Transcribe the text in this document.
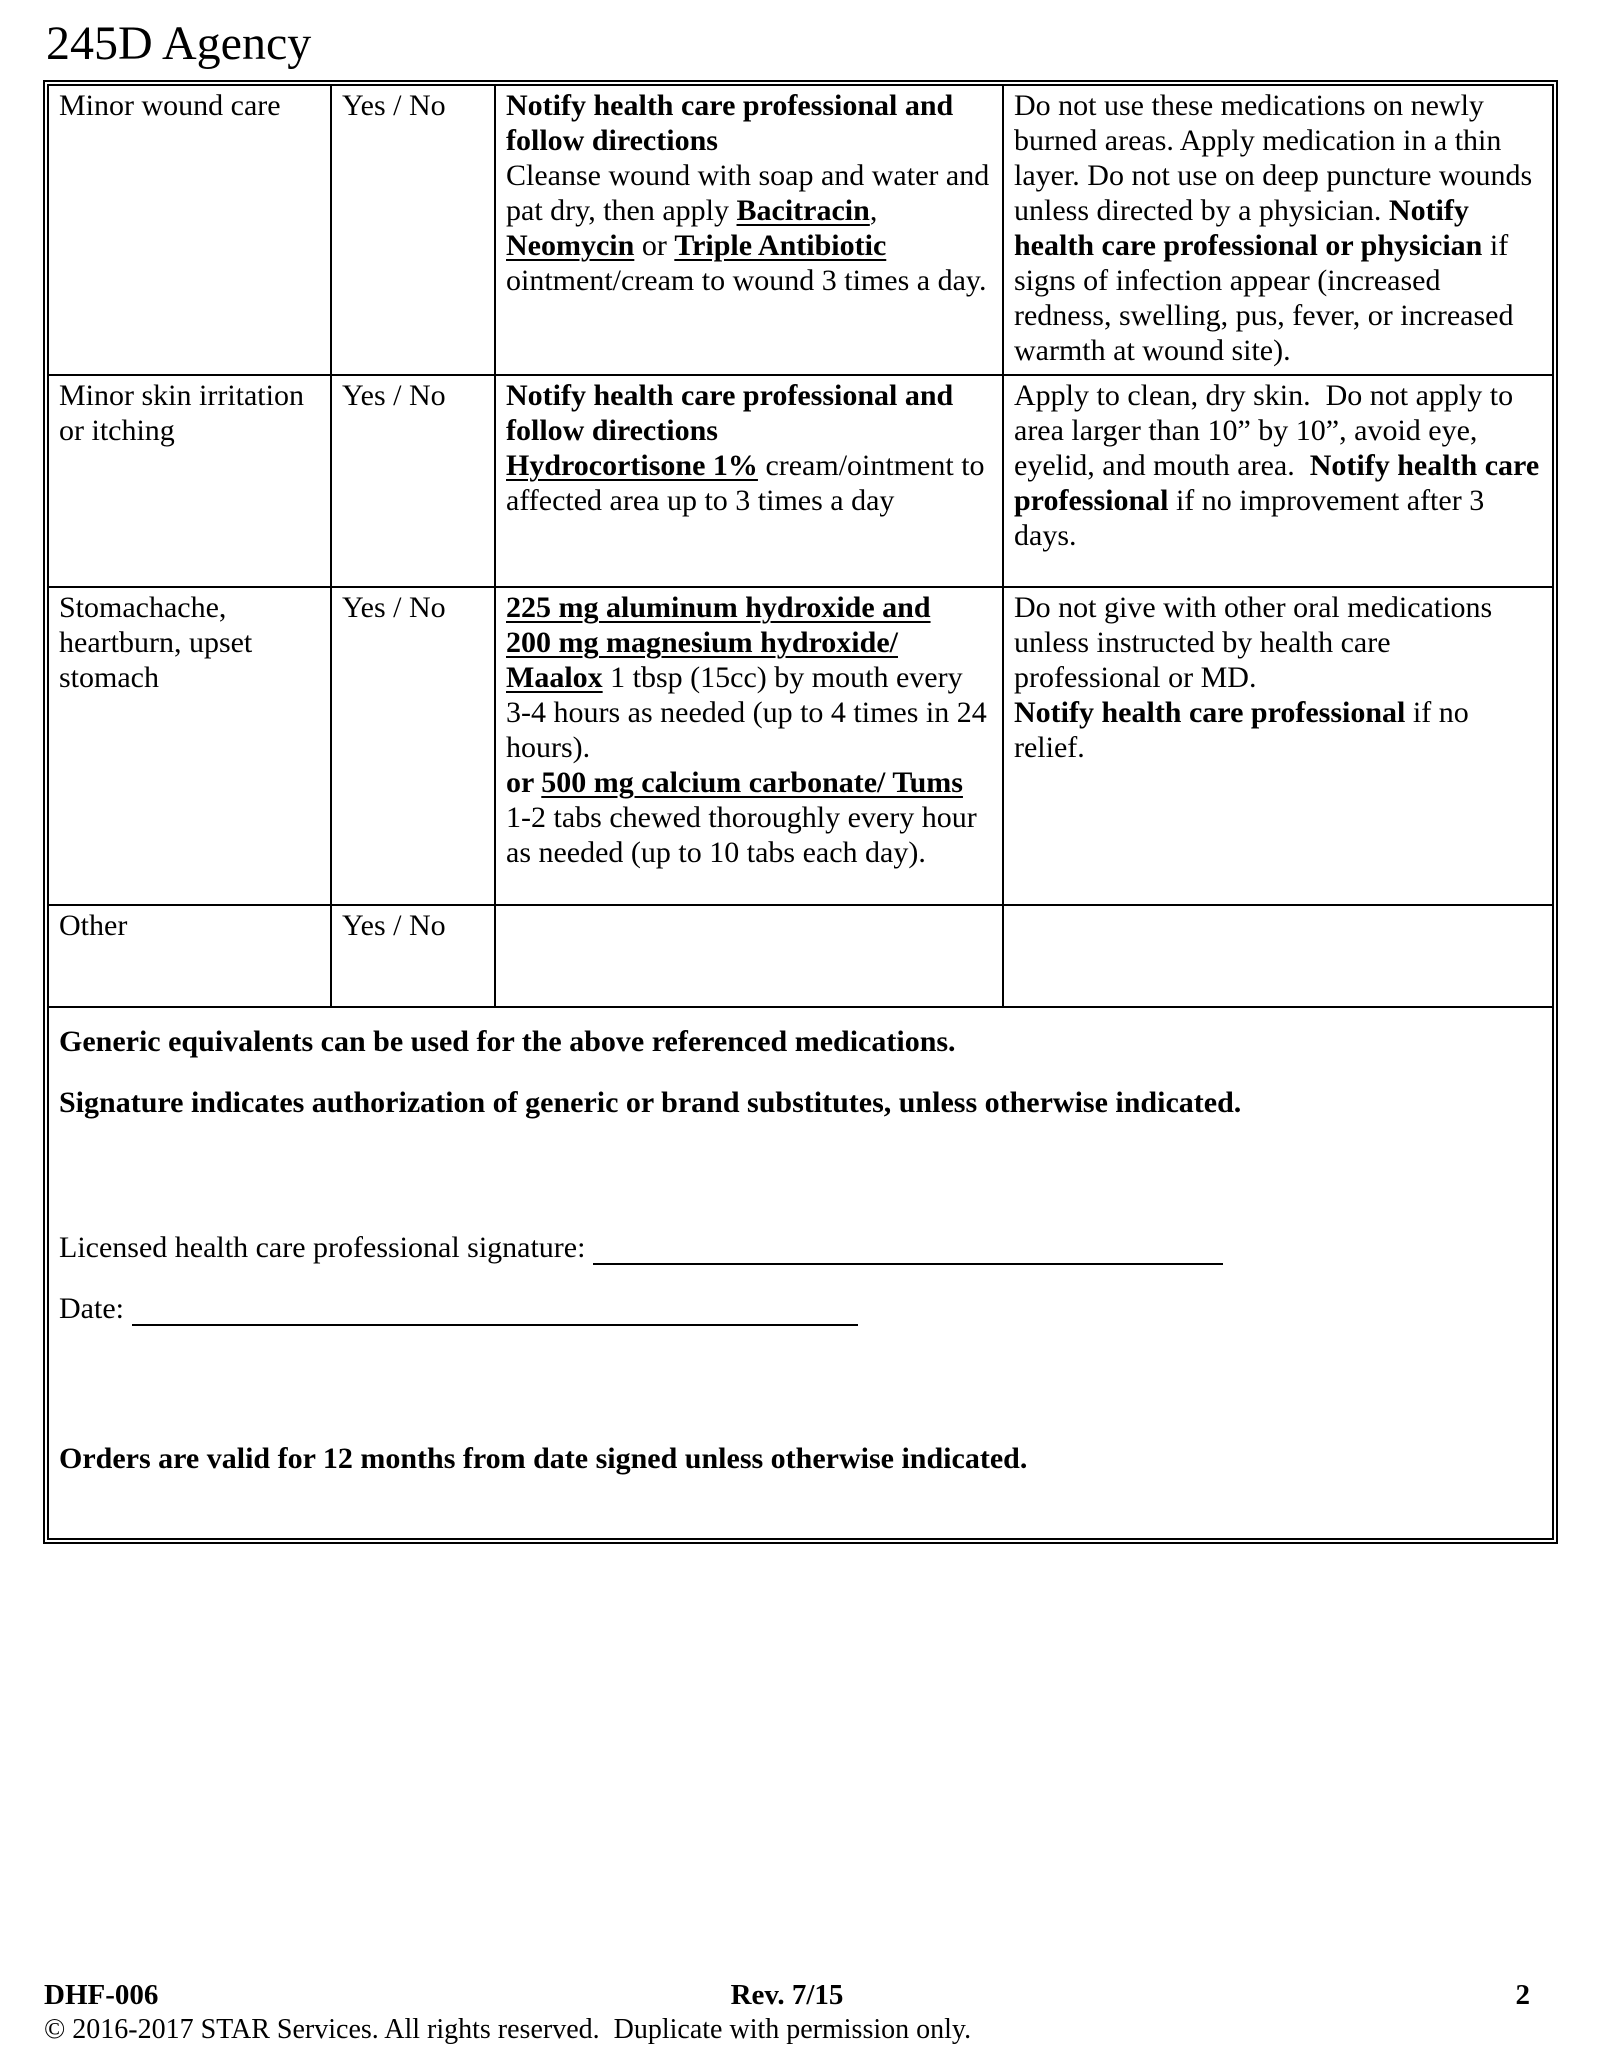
245D Agency
Minor wound care	Yes / No	Notify health care professional and follow directions
Cleanse wound with soap and water and pat dry, then apply Bacitracin, Neomycin or Triple Antibiotic ointment/cream to wound 3 times a day.	Do not use these medications on newly burned areas. Apply medication in a thin layer. Do not use on deep puncture wounds unless directed by a physician. Notify health care professional or physician if signs of infection appear (increased redness, swelling, pus, fever, or increased warmth at wound site).
Minor skin irritation or itching	Yes / No	Notify health care professional and follow directions
Hydrocortisone 1% cream/ointment to affected area up to 3 times a day	Apply to clean, dry skin.  Do not apply to area larger than 10” by 10”, avoid eye, eyelid, and mouth area.  Notify health care professional if no improvement after 3 days.
Stomachache, heartburn, upset stomach	Yes / No	225 mg aluminum hydroxide and
200 mg magnesium hydroxide/
Maalox 1 tbsp (15cc) by mouth every 3-4 hours as needed (up to 4 times in 24 hours).
or 500 mg calcium carbonate/ Tums 1-2 tabs chewed thoroughly every hour as needed (up to 10 tabs each day).	Do not give with other oral medications unless instructed by health care professional or MD.
Notify health care professional if no relief.
Other	Yes / No		

Generic equivalents can be used for the above referenced medications.

Signature indicates authorization of generic or brand substitutes, unless otherwise indicated.

Licensed health care professional signature:

Date:

Orders are valid for 12 months from date signed unless otherwise indicated.			

DHF-006	Rev. 7/15	2
© 2016-2017 STAR Services. All rights reserved.  Duplicate with permission only.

» **Aim**: Repeat every record above exactly, but leave out any pictures.

» **Correct response**:
Transcribe the text in this document.
245D Agency
Minor wound care	Yes / No	Notify health care professional and follow directions
Cleanse wound with soap and water and pat dry, then apply Bacitracin, Neomycin or Triple Antibiotic ointment/cream to wound 3 times a day.	Do not use these medications on newly burned areas. Apply medication in a thin layer. Do not use on deep puncture wounds unless directed by a physician. Notify health care professional or physician if signs of infection appear (increased redness, swelling, pus, fever, or increased warmth at wound site).
Minor skin irritation or itching	Yes / No	Notify health care professional and follow directions
Hydrocortisone 1% cream/ointment to affected area up to 3 times a day	Apply to clean, dry skin.  Do not apply to area larger than 10” by 10”, avoid eye, eyelid, and mouth area.  Notify health care professional if no improvement after 3 days.
Stomachache, heartburn, upset stomach	Yes / No	225 mg aluminum hydroxide and
200 mg magnesium hydroxide/
Maalox 1 tbsp (15cc) by mouth every 3-4 hours as needed (up to 4 times in 24 hours).
or 500 mg calcium carbonate/ Tums 1-2 tabs chewed thoroughly every hour as needed (up to 10 tabs each day).	Do not give with other oral medications unless instructed by health care professional or MD.
Notify health care professional if no relief.
Other	Yes / No		

Generic equivalents can be used for the above referenced medications.

Signature indicates authorization of generic or brand substitutes, unless otherwise indicated.

Licensed health care professional signature:

Date:

Orders are valid for 12 months from date signed unless otherwise indicated.			

DHF-006	Rev. 7/15	2
© 2016-2017 STAR Services. All rights reserved.  Duplicate with permission only.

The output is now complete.